begin Stored records
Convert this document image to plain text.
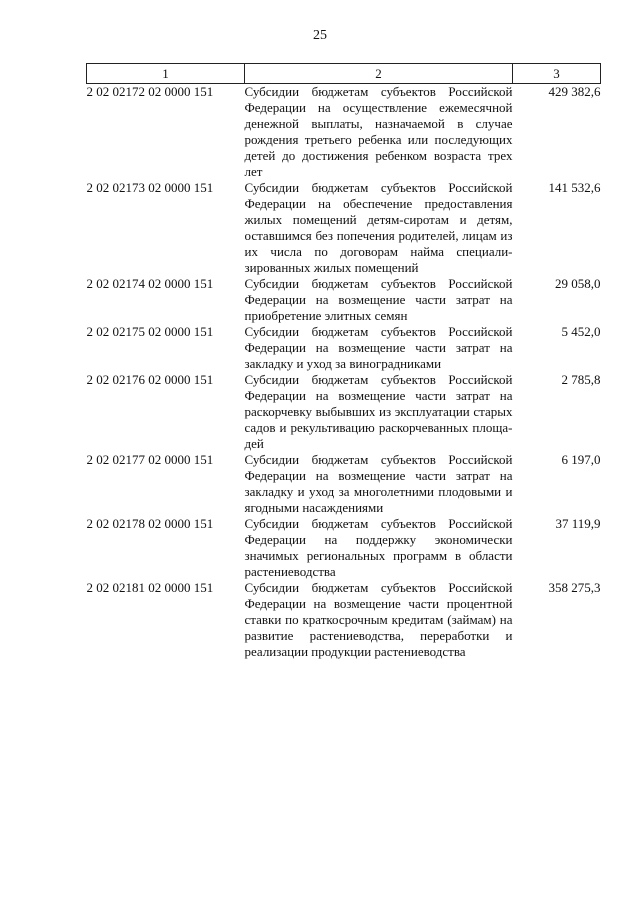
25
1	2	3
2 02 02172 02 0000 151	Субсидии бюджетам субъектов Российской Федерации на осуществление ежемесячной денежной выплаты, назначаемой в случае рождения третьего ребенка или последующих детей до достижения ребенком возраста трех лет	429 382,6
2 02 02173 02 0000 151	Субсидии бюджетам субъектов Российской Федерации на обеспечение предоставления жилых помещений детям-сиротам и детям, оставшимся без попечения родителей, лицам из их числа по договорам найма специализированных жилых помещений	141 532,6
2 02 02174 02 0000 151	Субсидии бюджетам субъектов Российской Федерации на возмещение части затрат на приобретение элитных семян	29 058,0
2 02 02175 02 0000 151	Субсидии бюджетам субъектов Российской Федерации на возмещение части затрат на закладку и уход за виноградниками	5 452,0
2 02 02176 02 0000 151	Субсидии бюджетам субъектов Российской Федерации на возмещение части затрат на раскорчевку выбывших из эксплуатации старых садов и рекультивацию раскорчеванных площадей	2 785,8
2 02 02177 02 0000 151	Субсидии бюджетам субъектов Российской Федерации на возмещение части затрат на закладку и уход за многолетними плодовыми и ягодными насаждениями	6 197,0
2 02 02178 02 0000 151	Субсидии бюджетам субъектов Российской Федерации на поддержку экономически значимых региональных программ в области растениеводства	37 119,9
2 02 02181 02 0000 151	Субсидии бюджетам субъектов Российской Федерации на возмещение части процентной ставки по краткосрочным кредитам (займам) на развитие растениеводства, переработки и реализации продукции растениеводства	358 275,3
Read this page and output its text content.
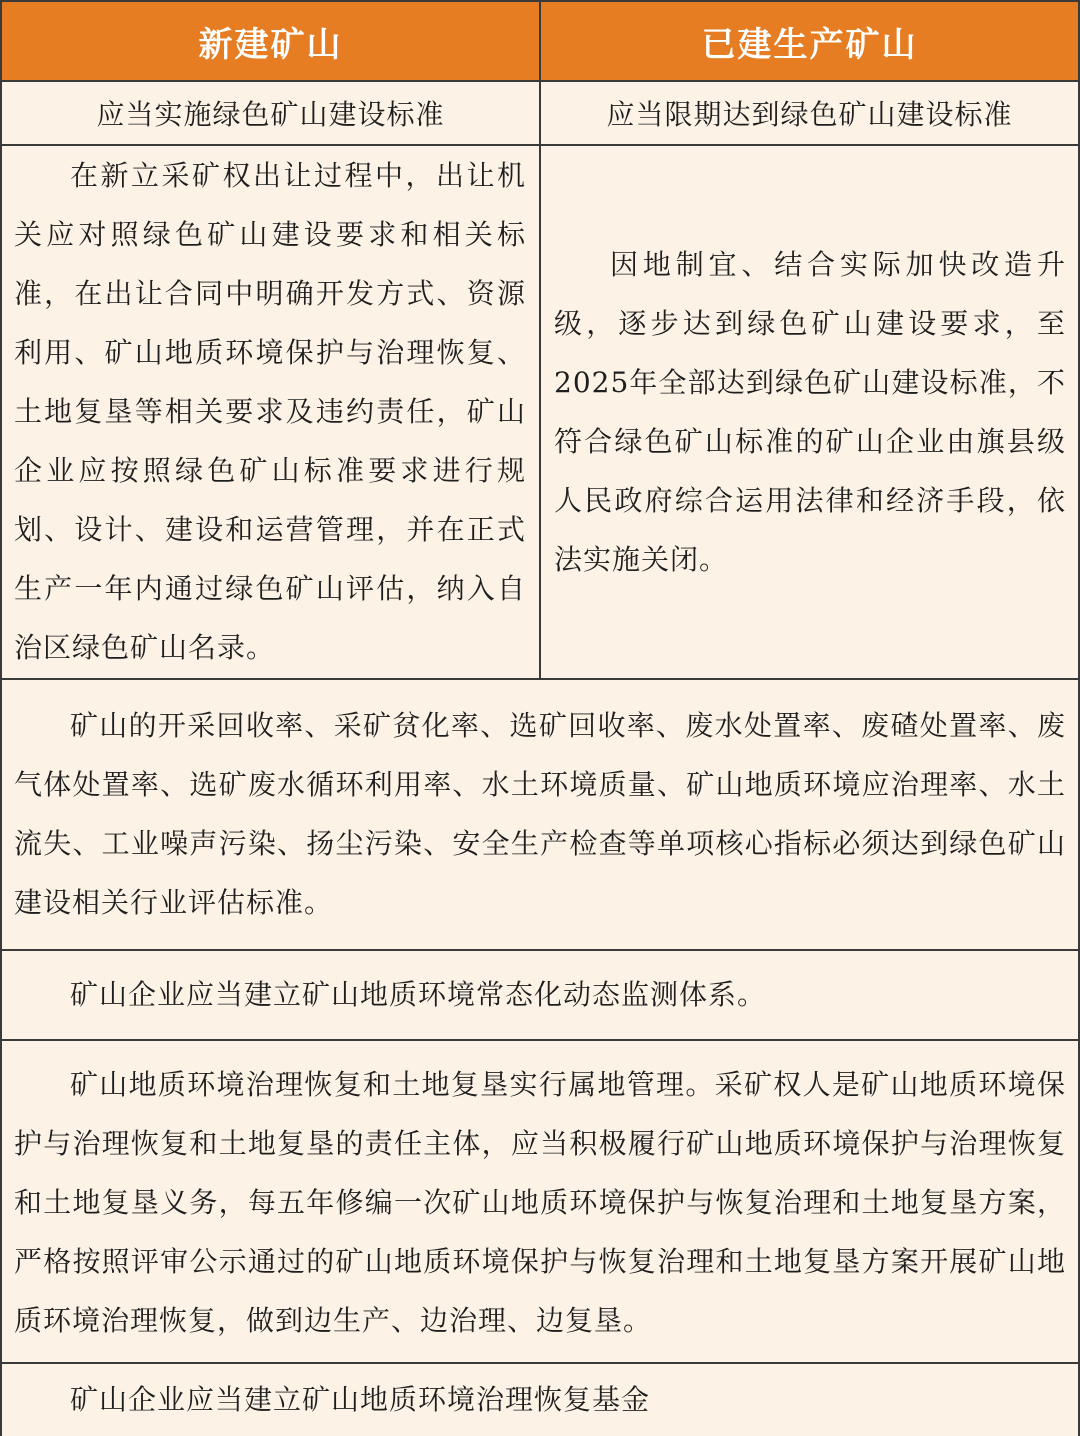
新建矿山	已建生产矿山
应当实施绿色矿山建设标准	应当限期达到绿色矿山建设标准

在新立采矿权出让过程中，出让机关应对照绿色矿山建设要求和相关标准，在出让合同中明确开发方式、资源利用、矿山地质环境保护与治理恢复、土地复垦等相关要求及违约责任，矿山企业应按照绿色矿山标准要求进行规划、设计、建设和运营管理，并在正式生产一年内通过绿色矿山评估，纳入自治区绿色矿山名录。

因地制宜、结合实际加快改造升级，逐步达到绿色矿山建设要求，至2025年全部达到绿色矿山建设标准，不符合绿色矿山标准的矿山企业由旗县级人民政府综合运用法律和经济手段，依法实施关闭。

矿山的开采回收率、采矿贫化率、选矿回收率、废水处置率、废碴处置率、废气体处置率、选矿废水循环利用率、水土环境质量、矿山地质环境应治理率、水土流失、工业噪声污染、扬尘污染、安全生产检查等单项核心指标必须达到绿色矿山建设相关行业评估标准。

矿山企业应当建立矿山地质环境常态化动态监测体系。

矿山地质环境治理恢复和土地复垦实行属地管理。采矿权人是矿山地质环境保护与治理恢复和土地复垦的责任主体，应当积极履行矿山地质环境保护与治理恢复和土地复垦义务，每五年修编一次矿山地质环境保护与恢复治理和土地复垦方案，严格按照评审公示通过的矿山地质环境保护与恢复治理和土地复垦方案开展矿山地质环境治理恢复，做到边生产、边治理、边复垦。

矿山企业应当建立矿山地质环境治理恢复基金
end Stored records
begin Stored records
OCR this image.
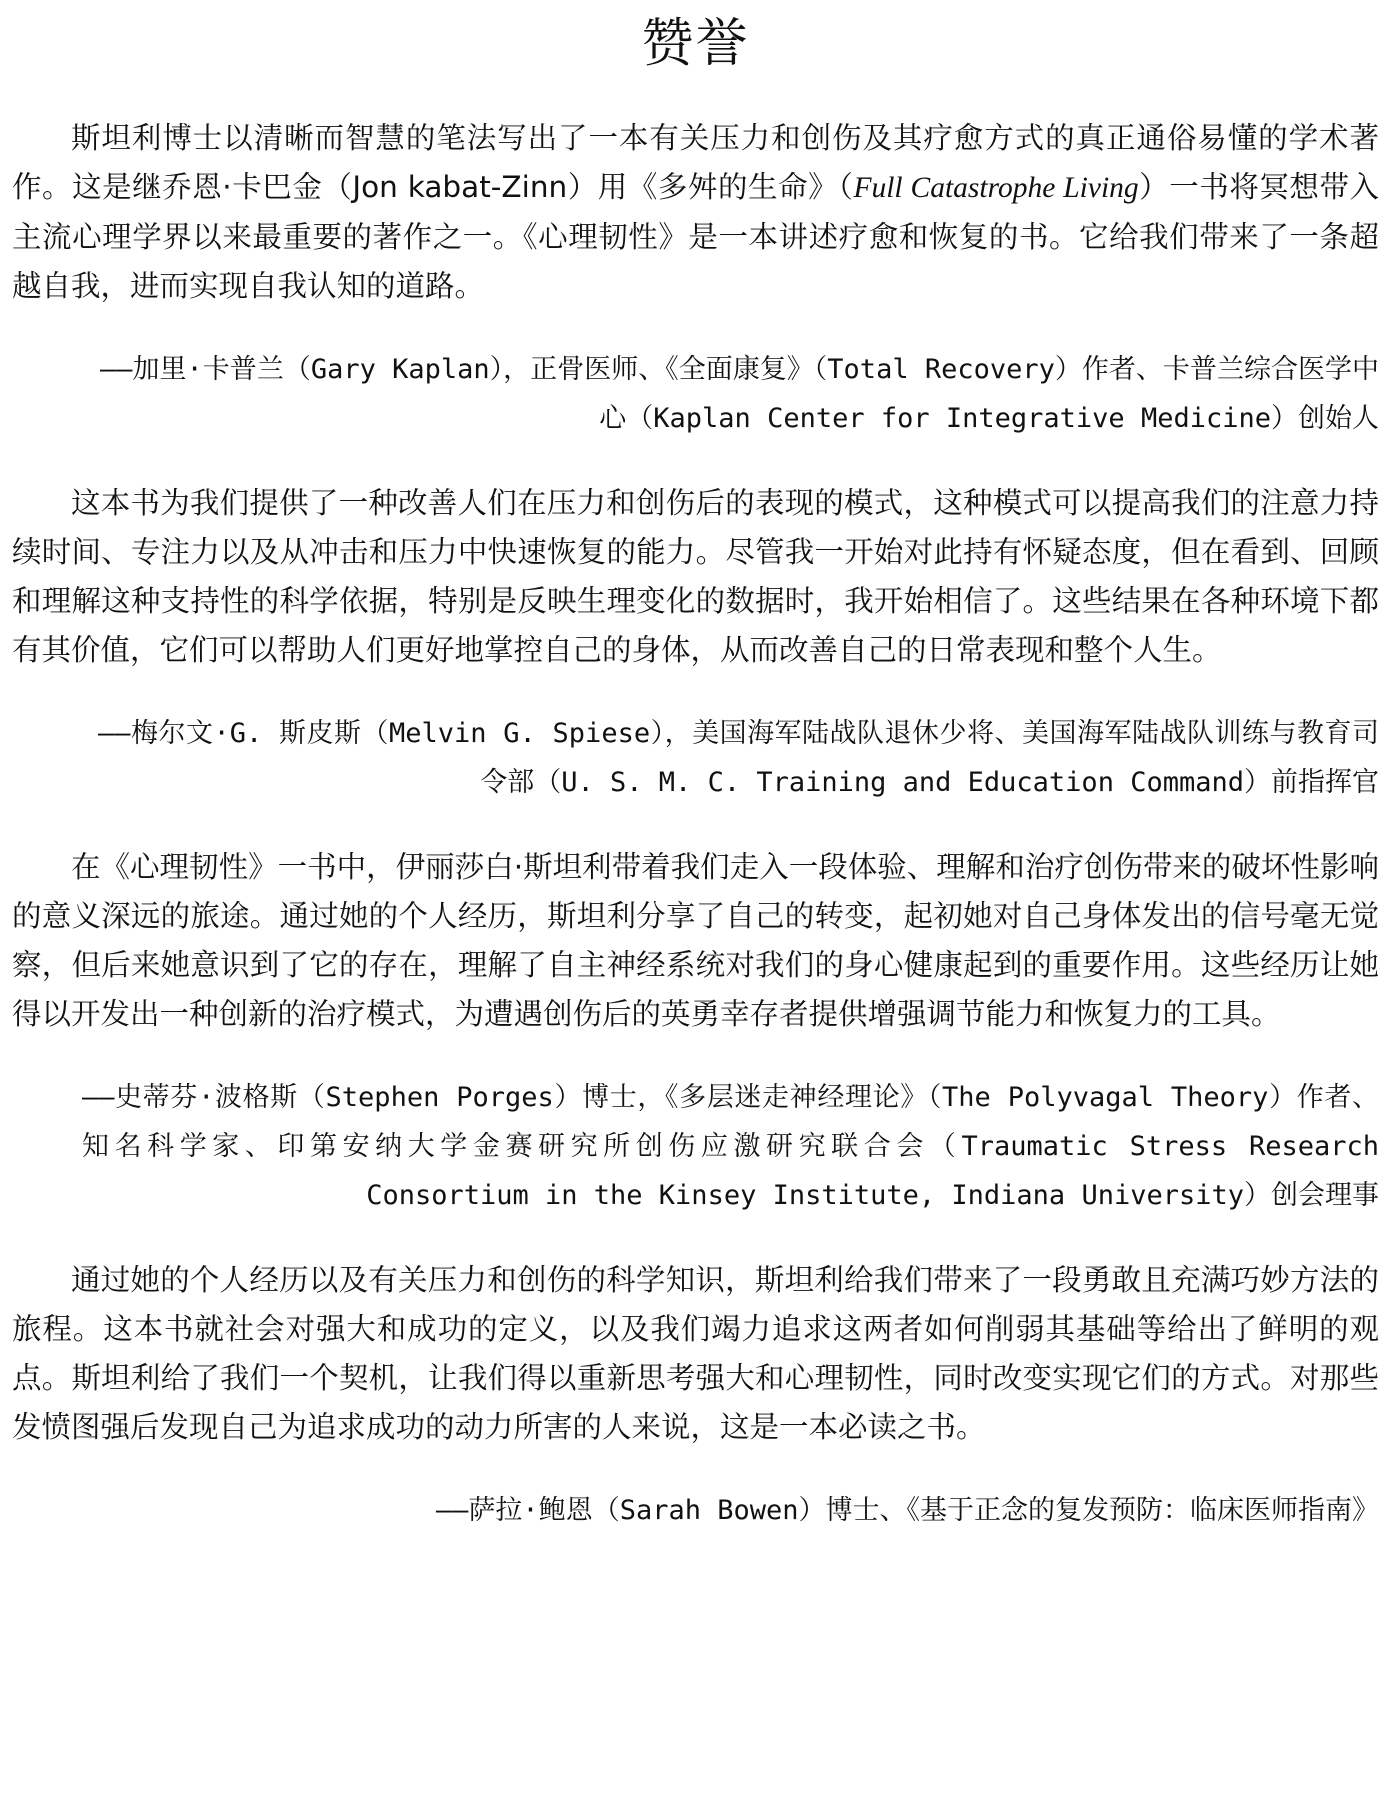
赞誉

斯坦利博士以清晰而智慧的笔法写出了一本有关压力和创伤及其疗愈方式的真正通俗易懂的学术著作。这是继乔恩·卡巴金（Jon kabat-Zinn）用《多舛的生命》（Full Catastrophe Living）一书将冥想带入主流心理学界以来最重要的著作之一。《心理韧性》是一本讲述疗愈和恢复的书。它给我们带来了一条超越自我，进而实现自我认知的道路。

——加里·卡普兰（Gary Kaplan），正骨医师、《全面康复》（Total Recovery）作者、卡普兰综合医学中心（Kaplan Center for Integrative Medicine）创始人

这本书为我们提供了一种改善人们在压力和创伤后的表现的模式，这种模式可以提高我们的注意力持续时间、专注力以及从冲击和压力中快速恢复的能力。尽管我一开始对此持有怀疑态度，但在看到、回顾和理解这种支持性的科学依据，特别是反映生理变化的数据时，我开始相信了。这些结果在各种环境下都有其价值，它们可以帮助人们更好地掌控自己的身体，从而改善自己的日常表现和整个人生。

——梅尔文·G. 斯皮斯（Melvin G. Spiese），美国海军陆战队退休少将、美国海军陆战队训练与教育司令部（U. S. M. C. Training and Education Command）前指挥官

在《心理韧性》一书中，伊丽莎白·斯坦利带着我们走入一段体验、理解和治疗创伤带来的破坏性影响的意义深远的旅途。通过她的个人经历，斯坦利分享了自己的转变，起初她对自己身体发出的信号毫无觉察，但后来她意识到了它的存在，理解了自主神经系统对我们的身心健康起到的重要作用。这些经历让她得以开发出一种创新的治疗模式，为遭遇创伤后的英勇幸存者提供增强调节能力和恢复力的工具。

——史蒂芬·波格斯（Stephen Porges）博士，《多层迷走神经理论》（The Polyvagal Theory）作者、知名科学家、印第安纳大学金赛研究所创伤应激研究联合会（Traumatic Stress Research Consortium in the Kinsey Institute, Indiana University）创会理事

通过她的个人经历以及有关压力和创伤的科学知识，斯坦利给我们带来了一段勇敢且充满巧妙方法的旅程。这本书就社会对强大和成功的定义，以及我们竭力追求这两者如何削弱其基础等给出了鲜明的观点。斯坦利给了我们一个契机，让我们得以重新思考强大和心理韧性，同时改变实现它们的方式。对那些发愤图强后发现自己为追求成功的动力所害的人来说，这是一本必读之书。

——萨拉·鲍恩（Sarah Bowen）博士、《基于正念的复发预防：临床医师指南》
end Stored records
- _Directions for this task_
Look above for lines with the word "text" and copy them all.

- _Result_
Convert this document image to plain text.
Read this page and output its text content.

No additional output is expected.